Repeat the listing in full, word for word.

[begin Source records]

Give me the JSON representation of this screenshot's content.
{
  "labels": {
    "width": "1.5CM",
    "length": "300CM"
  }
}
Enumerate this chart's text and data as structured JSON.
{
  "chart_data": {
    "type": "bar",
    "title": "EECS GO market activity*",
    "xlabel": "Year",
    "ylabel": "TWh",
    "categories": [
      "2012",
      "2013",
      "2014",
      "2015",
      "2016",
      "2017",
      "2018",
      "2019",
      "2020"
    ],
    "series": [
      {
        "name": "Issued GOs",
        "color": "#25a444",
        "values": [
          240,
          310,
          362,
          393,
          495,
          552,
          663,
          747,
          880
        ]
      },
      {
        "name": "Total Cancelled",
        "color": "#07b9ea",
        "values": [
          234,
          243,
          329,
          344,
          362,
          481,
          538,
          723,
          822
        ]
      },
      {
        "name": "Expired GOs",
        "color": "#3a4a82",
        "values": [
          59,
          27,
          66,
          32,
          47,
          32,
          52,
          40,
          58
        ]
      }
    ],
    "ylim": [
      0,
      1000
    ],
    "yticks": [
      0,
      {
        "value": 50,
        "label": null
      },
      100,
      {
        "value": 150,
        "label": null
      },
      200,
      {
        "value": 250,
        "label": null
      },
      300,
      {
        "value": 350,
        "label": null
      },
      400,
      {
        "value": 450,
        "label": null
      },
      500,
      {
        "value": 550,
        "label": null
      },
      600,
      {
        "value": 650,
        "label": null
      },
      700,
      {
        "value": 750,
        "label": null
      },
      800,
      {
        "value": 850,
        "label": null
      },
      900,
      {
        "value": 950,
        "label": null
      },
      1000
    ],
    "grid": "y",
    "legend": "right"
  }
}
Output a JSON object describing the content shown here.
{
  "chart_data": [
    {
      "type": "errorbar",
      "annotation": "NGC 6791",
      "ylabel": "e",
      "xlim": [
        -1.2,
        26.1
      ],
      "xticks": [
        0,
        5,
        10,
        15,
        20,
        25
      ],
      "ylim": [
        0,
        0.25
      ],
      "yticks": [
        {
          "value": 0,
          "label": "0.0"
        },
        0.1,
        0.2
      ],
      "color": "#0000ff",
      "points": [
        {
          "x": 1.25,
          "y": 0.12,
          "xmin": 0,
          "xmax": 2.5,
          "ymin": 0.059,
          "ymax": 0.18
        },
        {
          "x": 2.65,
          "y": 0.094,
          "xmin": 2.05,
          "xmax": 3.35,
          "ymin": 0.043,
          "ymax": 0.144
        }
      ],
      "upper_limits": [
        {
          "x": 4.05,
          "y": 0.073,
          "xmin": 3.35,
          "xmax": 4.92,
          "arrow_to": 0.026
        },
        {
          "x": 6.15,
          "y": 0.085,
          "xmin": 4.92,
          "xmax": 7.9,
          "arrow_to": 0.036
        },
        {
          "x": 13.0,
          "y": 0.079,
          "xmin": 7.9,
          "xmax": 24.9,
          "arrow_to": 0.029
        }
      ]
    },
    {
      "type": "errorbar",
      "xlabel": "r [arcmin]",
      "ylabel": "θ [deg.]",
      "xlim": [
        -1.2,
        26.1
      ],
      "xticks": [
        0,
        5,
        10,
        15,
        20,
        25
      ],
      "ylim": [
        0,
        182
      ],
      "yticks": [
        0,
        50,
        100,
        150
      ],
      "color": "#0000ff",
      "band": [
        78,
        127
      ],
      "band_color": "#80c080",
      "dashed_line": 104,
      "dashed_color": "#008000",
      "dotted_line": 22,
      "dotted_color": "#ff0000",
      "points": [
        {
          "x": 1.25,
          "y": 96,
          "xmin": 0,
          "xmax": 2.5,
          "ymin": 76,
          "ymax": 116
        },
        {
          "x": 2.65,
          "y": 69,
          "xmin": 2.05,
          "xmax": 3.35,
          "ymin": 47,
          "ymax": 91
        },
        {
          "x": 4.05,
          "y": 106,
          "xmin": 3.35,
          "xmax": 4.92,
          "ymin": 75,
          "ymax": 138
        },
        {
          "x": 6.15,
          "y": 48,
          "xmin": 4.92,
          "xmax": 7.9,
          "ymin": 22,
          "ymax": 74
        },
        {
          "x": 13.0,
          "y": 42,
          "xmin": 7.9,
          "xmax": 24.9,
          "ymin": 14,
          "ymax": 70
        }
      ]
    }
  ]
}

[end Source records]

## Solution to this task
Give me the JSON representation of this screenshot's content.
{
  "labels": {
    "width": "1.5CM",
    "length": "300CM"
  }
}
Enumerate this chart's text and data as structured JSON.
{
  "chart_data": {
    "type": "bar",
    "title": "EECS GO market activity*",
    "xlabel": "Year",
    "ylabel": "TWh",
    "categories": [
      "2012",
      "2013",
      "2014",
      "2015",
      "2016",
      "2017",
      "2018",
      "2019",
      "2020"
    ],
    "series": [
      {
        "name": "Issued GOs",
        "color": "#25a444",
        "values": [
          240,
          310,
          362,
          393,
          495,
          552,
          663,
          747,
          880
        ]
      },
      {
        "name": "Total Cancelled",
        "color": "#07b9ea",
        "values": [
          234,
          243,
          329,
          344,
          362,
          481,
          538,
          723,
          822
        ]
      },
      {
        "name": "Expired GOs",
        "color": "#3a4a82",
        "values": [
          59,
          27,
          66,
          32,
          47,
          32,
          52,
          40,
          58
        ]
      }
    ],
    "ylim": [
      0,
      1000
    ],
    "yticks": [
      0,
      {
        "value": 50,
        "label": null
      },
      100,
      {
        "value": 150,
        "label": null
      },
      200,
      {
        "value": 250,
        "label": null
      },
      300,
      {
        "value": 350,
        "label": null
      },
      400,
      {
        "value": 450,
        "label": null
      },
      500,
      {
        "value": 550,
        "label": null
      },
      600,
      {
        "value": 650,
        "label": null
      },
      700,
      {
        "value": 750,
        "label": null
      },
      800,
      {
        "value": 850,
        "label": null
      },
      900,
      {
        "value": 950,
        "label": null
      },
      1000
    ],
    "grid": "y",
    "legend": "right"
  }
}
Output a JSON object describing the content shown here.
{
  "chart_data": [
    {
      "type": "errorbar",
      "annotation": "NGC 6791",
      "ylabel": "e",
      "xlim": [
        -1.2,
        26.1
      ],
      "xticks": [
        0,
        5,
        10,
        15,
        20,
        25
      ],
      "ylim": [
        0,
        0.25
      ],
      "yticks": [
        {
          "value": 0,
          "label": "0.0"
        },
        0.1,
        0.2
      ],
      "color": "#0000ff",
      "points": [
        {
          "x": 1.25,
          "y": 0.12,
          "xmin": 0,
          "xmax": 2.5,
          "ymin": 0.059,
          "ymax": 0.18
        },
        {
          "x": 2.65,
          "y": 0.094,
          "xmin": 2.05,
          "xmax": 3.35,
          "ymin": 0.043,
          "ymax": 0.144
        }
      ],
      "upper_limits": [
        {
          "x": 4.05,
          "y": 0.073,
          "xmin": 3.35,
          "xmax": 4.92,
          "arrow_to": 0.026
        },
        {
          "x": 6.15,
          "y": 0.085,
          "xmin": 4.92,
          "xmax": 7.9,
          "arrow_to": 0.036
        },
        {
          "x": 13.0,
          "y": 0.079,
          "xmin": 7.9,
          "xmax": 24.9,
          "arrow_to": 0.029
        }
      ]
    },
    {
      "type": "errorbar",
      "xlabel": "r [arcmin]",
      "ylabel": "θ [deg.]",
      "xlim": [
        -1.2,
        26.1
      ],
      "xticks": [
        0,
        5,
        10,
        15,
        20,
        25
      ],
      "ylim": [
        0,
        182
      ],
      "yticks": [
        0,
        50,
        100,
        150
      ],
      "color": "#0000ff",
      "band": [
        78,
        127
      ],
      "band_color": "#80c080",
      "dashed_line": 104,
      "dashed_color": "#008000",
      "dotted_line": 22,
      "dotted_color": "#ff0000",
      "points": [
        {
          "x": 1.25,
          "y": 96,
          "xmin": 0,
          "xmax": 2.5,
          "ymin": 76,
          "ymax": 116
        },
        {
          "x": 2.65,
          "y": 69,
          "xmin": 2.05,
          "xmax": 3.35,
          "ymin": 47,
          "ymax": 91
        },
        {
          "x": 4.05,
          "y": 106,
          "xmin": 3.35,
          "xmax": 4.92,
          "ymin": 75,
          "ymax": 138
        },
        {
          "x": 6.15,
          "y": 48,
          "xmin": 4.92,
          "xmax": 7.9,
          "ymin": 22,
          "ymax": 74
        },
        {
          "x": 13.0,
          "y": 42,
          "xmin": 7.9,
          "xmax": 24.9,
          "ymin": 14,
          "ymax": 70
        }
      ]
    }
  ]
}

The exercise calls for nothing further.